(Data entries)
============================================================
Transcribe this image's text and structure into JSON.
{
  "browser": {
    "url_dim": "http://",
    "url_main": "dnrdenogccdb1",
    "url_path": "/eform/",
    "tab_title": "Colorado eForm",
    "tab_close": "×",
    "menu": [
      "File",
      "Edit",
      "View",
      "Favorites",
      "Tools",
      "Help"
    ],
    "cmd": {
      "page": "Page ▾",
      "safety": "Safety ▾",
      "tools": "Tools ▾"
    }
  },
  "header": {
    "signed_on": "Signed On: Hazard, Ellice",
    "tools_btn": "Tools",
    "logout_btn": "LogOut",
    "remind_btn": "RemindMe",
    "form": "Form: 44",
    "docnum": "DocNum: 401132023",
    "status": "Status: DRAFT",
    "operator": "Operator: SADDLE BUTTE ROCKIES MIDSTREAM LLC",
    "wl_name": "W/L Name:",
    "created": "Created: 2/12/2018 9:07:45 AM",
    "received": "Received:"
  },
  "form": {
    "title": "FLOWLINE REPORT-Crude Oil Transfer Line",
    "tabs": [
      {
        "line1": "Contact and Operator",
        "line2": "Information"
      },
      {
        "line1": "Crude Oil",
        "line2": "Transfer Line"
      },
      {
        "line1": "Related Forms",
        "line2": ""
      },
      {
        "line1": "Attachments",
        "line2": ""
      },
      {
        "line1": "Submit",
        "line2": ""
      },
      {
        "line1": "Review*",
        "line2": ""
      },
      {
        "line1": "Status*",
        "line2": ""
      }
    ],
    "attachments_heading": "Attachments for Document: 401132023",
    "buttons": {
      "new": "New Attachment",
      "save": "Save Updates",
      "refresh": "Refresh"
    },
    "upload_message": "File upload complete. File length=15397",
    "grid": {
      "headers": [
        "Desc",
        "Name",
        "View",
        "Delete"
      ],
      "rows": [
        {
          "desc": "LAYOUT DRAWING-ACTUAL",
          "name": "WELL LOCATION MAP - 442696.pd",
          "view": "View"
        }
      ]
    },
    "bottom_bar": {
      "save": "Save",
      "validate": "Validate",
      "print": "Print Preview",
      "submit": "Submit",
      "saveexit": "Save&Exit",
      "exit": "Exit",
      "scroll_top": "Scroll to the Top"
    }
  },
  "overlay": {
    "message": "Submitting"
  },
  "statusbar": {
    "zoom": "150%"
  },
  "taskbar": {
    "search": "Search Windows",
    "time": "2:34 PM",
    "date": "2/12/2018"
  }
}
============================================================
▶ **What you have to do**:
What do the records say? Quote them all exactly.

▶ **Exercise response**:
Transcribe this image's text and structure into JSON.
{
  "browser": {
    "url_dim": "http://",
    "url_main": "dnrdenogccdb1",
    "url_path": "/eform/",
    "tab_title": "Colorado eForm",
    "tab_close": "×",
    "menu": [
      "File",
      "Edit",
      "View",
      "Favorites",
      "Tools",
      "Help"
    ],
    "cmd": {
      "page": "Page ▾",
      "safety": "Safety ▾",
      "tools": "Tools ▾"
    }
  },
  "header": {
    "signed_on": "Signed On: Hazard, Ellice",
    "tools_btn": "Tools",
    "logout_btn": "LogOut",
    "remind_btn": "RemindMe",
    "form": "Form: 44",
    "docnum": "DocNum: 401132023",
    "status": "Status: DRAFT",
    "operator": "Operator: SADDLE BUTTE ROCKIES MIDSTREAM LLC",
    "wl_name": "W/L Name:",
    "created": "Created: 2/12/2018 9:07:45 AM",
    "received": "Received:"
  },
  "form": {
    "title": "FLOWLINE REPORT-Crude Oil Transfer Line",
    "tabs": [
      {
        "line1": "Contact and Operator",
        "line2": "Information"
      },
      {
        "line1": "Crude Oil",
        "line2": "Transfer Line"
      },
      {
        "line1": "Related Forms",
        "line2": ""
      },
      {
        "line1": "Attachments",
        "line2": ""
      },
      {
        "line1": "Submit",
        "line2": ""
      },
      {
        "line1": "Review*",
        "line2": ""
      },
      {
        "line1": "Status*",
        "line2": ""
      }
    ],
    "attachments_heading": "Attachments for Document: 401132023",
    "buttons": {
      "new": "New Attachment",
      "save": "Save Updates",
      "refresh": "Refresh"
    },
    "upload_message": "File upload complete. File length=15397",
    "grid": {
      "headers": [
        "Desc",
        "Name",
        "View",
        "Delete"
      ],
      "rows": [
        {
          "desc": "LAYOUT DRAWING-ACTUAL",
          "name": "WELL LOCATION MAP - 442696.pd",
          "view": "View"
        }
      ]
    },
    "bottom_bar": {
      "save": "Save",
      "validate": "Validate",
      "print": "Print Preview",
      "submit": "Submit",
      "saveexit": "Save&Exit",
      "exit": "Exit",
      "scroll_top": "Scroll to the Top"
    }
  },
  "overlay": {
    "message": "Submitting"
  },
  "statusbar": {
    "zoom": "150%"
  },
  "taskbar": {
    "search": "Search Windows",
    "time": "2:34 PM",
    "date": "2/12/2018"
  }
}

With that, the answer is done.